WORK REQUEST 1: Condense the epilepsy abstract's paragraph starting "This was a retrospective open cohort study" into a short bulleted list that keeps its main facts.
WORK REQUEST 2: In the epilepsy abstract, how many presumed incident cases of epilepsy were identified?

PROVIDED PASSAGE:
Adult onset epilepsy is defined by phenotypic clusters with unique comorbidities and risks of death
Abstract
Objective
This study was undertaken to identify clusters of adult onset epilepsy with distinct comorbidities and risks of early and late death.
Methods
This was a retrospective open cohort study that included all adults meeting a case definition for epilepsy after the Acceptable Mortality Recording date in the Health Improvement Network database for the years 2000–2012 inclusive. Unsupervised agglomerative hierarchical clustering was performed to identify unique clusters of patients based on their predicted risk of early (<4 years of epilepsy diagnosis) and late (≥4 years from diagnosis) mortality and patient-level clinical characteristics.
Results
We identified 10 499 presumed incident cases of epilepsy from 11 194 182 patients. Four phenotypic clusters were identified in the early and late risk periods. Early clusters include older adults with cardiovascular disease and a high risk of death (median predicted risk = 20%, interquartile range [IQR] = 9%–31%), a group with moderate risk of death and cancer (median predicted risk = 6%, IQR = 2%–15%), a group with psychiatric disease/substance use and few somatic comorbidities (median predicted risk = 5%, IQR = 2%–9%), and one with a younger age at onset and few comorbidities (median predicted risk = 4%, IQR = 1%–11%). There was minimal movement of individuals between clusters for those surviving the early risk period. Age- and sex-standardized 3-year mortality ratios were more than sixfold higher than the general population for every cluster, even those primarily comprised of healthy younger adults.
Significance
Adult onset epilepsy is marked by unique clusters of comorbid conditions and elevated risks of death that form discrete populations for targeted therapeutic interventions. These clusters remain relatively stable between the early and late mortality risk periods. Of particular interest are the clusters marked by young and otherwise healthy adults whose standardized mortality ratio is sixfold higher than general population despite few conventional risk factors for premature death.
CONFLICT OF INTEREST
C.B.J. has received unrestricted educational grants from UCB Pharma and Eisai for work unrelated to this project. None of the other authors has any conflict of interest to disclose. We confirm that we have read the Journal's position on issues involved in ethical publication and affirm that this report is consistent with those guidelines.

Dataset entries:
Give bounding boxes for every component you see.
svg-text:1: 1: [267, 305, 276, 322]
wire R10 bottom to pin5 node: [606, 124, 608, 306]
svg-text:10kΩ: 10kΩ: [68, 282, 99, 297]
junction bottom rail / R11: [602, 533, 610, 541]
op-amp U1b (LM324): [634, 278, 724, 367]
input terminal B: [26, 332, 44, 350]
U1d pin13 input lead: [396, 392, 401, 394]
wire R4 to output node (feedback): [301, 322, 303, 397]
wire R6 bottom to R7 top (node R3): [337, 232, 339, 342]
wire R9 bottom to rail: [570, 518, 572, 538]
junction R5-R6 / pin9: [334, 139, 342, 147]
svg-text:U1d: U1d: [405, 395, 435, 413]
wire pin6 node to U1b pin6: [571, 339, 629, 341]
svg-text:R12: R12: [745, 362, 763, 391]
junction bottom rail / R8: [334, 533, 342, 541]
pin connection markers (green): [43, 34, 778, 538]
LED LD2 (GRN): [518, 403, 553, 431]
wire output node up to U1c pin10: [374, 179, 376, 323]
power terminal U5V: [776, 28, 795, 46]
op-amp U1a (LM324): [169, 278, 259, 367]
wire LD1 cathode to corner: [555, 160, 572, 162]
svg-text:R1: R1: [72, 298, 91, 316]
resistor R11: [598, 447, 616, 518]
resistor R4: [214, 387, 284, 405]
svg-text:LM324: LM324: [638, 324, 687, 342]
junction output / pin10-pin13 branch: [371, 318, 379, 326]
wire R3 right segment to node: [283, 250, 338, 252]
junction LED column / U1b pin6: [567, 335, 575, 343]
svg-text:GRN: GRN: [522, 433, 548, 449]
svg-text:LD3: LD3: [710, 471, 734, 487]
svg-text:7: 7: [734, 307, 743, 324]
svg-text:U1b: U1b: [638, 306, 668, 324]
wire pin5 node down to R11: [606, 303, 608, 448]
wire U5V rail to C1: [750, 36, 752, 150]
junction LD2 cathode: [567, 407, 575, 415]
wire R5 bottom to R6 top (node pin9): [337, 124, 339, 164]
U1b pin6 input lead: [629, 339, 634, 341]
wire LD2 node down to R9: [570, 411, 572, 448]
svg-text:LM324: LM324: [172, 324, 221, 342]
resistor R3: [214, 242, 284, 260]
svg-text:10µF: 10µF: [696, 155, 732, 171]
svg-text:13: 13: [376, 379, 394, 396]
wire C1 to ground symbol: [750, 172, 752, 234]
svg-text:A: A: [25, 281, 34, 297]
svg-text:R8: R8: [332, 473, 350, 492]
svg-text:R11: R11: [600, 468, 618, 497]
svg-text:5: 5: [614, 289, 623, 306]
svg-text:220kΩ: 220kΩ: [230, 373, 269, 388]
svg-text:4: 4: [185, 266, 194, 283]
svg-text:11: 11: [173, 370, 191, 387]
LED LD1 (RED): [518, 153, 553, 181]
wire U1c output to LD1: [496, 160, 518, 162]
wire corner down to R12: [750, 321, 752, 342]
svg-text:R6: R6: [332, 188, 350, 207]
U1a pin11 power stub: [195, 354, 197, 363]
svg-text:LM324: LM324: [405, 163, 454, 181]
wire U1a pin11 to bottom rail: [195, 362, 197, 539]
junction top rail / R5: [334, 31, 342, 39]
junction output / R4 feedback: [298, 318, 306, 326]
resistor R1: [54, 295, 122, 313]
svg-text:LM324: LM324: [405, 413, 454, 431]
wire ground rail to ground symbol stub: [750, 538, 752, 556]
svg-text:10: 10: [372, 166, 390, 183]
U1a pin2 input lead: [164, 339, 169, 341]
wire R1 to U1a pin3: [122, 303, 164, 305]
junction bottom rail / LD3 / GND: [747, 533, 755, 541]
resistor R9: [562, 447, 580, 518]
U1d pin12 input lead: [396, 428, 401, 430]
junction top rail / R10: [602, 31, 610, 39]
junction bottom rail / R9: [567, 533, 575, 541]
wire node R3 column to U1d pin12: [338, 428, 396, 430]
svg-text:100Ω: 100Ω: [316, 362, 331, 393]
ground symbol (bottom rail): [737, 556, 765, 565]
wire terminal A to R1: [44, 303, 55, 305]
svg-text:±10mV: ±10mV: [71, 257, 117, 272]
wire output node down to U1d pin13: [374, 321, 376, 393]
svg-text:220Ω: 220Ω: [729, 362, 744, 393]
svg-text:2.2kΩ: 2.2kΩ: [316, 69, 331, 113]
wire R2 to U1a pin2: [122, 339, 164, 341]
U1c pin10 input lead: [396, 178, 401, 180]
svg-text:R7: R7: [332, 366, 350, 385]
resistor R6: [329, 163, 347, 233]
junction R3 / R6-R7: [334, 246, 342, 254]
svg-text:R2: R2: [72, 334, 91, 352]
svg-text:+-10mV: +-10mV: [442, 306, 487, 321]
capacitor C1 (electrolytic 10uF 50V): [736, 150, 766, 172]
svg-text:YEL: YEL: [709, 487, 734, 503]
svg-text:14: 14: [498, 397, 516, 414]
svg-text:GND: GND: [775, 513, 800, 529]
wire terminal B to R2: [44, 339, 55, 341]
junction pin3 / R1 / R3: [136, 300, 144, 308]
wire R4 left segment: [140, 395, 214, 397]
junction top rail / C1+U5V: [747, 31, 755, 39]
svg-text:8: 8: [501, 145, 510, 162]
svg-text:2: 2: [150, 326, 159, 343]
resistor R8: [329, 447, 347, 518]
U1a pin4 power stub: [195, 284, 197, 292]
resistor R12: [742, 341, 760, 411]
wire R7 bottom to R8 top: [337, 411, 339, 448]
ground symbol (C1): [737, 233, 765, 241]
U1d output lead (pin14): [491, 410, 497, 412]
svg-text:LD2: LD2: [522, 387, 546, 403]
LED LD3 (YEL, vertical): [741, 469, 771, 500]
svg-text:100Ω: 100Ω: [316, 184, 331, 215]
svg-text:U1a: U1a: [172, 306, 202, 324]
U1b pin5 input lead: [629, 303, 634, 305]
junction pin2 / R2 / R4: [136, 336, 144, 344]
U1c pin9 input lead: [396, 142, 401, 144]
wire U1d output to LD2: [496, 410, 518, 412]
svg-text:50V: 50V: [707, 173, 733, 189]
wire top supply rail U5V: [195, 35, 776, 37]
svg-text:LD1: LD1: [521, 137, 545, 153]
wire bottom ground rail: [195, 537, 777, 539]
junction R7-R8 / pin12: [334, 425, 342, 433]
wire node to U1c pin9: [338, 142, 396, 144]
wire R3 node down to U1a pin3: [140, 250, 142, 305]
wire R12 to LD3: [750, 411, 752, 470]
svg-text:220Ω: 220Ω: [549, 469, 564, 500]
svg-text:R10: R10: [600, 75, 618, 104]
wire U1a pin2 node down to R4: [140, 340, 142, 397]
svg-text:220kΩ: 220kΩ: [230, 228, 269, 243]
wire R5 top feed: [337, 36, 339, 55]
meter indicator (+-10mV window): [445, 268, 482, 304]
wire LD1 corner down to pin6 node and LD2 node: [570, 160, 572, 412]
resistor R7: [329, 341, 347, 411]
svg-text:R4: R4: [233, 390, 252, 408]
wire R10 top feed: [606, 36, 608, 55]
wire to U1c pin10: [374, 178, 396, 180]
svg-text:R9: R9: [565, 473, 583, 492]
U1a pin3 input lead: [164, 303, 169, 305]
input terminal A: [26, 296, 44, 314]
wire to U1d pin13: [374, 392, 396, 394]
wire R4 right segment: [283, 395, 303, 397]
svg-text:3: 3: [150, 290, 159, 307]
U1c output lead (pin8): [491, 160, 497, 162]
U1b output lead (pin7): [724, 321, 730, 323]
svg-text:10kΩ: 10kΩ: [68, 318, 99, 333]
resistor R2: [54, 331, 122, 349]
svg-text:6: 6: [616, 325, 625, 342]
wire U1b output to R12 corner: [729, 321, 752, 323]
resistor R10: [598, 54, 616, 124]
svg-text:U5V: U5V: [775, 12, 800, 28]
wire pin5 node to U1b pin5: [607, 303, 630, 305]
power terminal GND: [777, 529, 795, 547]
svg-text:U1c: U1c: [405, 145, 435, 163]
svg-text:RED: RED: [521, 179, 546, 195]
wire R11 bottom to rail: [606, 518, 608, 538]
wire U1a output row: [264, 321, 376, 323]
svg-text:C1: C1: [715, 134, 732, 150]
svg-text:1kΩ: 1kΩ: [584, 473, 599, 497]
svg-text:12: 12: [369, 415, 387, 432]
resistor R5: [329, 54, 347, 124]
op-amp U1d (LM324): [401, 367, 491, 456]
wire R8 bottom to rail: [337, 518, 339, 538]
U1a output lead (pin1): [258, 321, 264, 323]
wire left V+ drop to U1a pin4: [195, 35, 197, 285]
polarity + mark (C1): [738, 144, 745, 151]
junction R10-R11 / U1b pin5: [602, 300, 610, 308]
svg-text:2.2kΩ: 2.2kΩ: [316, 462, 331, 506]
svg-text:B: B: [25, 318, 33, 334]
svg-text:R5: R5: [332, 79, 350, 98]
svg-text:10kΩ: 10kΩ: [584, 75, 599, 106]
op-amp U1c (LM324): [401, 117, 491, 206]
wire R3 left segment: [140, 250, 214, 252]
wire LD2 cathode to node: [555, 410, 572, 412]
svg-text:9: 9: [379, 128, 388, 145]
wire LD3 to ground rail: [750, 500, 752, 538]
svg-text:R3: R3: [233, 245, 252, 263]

TASK OUTPUT 1:
- Design: retrospective open cohort study.
- Population: all adults meeting a case definition for epilepsy after the Acceptable Mortality Recording date in the Health Improvement Network database, 2000–2012 inclusive.
- Method: unsupervised agglomerative hierarchical clustering to identify unique clusters of patients.
- Basis for clustering: predicted risk of early (<4 years of epilepsy diagnosis) and late (≥4 years from diagnosis) mortality, plus patient-level clinical characteristics.

TASK OUTPUT 2: 10 499 presumed incident cases, drawn from 11 194 182 patients.